SHORT EXERCISE: Return the records word for word. Any pictures in them are not part of the copy.

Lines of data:
▬▬▬▬▬▬▬▬▬▬

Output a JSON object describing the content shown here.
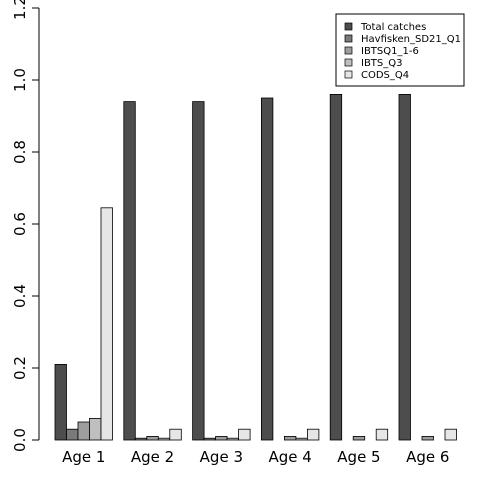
{
  "chart_data": {
    "type": "bar",
    "categories": [
      "Age 1",
      "Age 2",
      "Age 3",
      "Age 4",
      "Age 5",
      "Age 6"
    ],
    "series": [
      {
        "name": "Total catches",
        "color": "#4d4d4d",
        "values": [
          0.21,
          0.94,
          0.94,
          0.95,
          0.96,
          0.96
        ]
      },
      {
        "name": "Havfisken_SD21_Q1",
        "color": "#7a7a7a",
        "values": [
          0.03,
          0.005,
          0.005,
          0.0,
          0.0,
          0.0
        ]
      },
      {
        "name": "IBTSQ1_1-6",
        "color": "#9e9e9e",
        "values": [
          0.05,
          0.01,
          0.01,
          0.01,
          0.01,
          0.01
        ]
      },
      {
        "name": "IBTS_Q3",
        "color": "#bfbfbf",
        "values": [
          0.06,
          0.005,
          0.005,
          0.005,
          0.0,
          0.0
        ]
      },
      {
        "name": "CODS_Q4",
        "color": "#e6e6e6",
        "values": [
          0.645,
          0.03,
          0.03,
          0.03,
          0.03,
          0.03
        ]
      }
    ],
    "ylim": [
      0,
      1.2
    ],
    "yticks": [
      "0.0",
      "0.2",
      "0.4",
      "0.6",
      "0.8",
      "1.0",
      "1.2"
    ],
    "legend_position": "top-right",
    "grid": false
  }
}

▬▬▬▬▬▬▬▬▬▬

CORRECT RESULT:
Output a JSON object describing the content shown here.
{
  "chart_data": {
    "type": "bar",
    "categories": [
      "Age 1",
      "Age 2",
      "Age 3",
      "Age 4",
      "Age 5",
      "Age 6"
    ],
    "series": [
      {
        "name": "Total catches",
        "color": "#4d4d4d",
        "values": [
          0.21,
          0.94,
          0.94,
          0.95,
          0.96,
          0.96
        ]
      },
      {
        "name": "Havfisken_SD21_Q1",
        "color": "#7a7a7a",
        "values": [
          0.03,
          0.005,
          0.005,
          0.0,
          0.0,
          0.0
        ]
      },
      {
        "name": "IBTSQ1_1-6",
        "color": "#9e9e9e",
        "values": [
          0.05,
          0.01,
          0.01,
          0.01,
          0.01,
          0.01
        ]
      },
      {
        "name": "IBTS_Q3",
        "color": "#bfbfbf",
        "values": [
          0.06,
          0.005,
          0.005,
          0.005,
          0.0,
          0.0
        ]
      },
      {
        "name": "CODS_Q4",
        "color": "#e6e6e6",
        "values": [
          0.645,
          0.03,
          0.03,
          0.03,
          0.03,
          0.03
        ]
      }
    ],
    "ylim": [
      0,
      1.2
    ],
    "yticks": [
      "0.0",
      "0.2",
      "0.4",
      "0.6",
      "0.8",
      "1.0",
      "1.2"
    ],
    "legend_position": "top-right",
    "grid": false
  }
}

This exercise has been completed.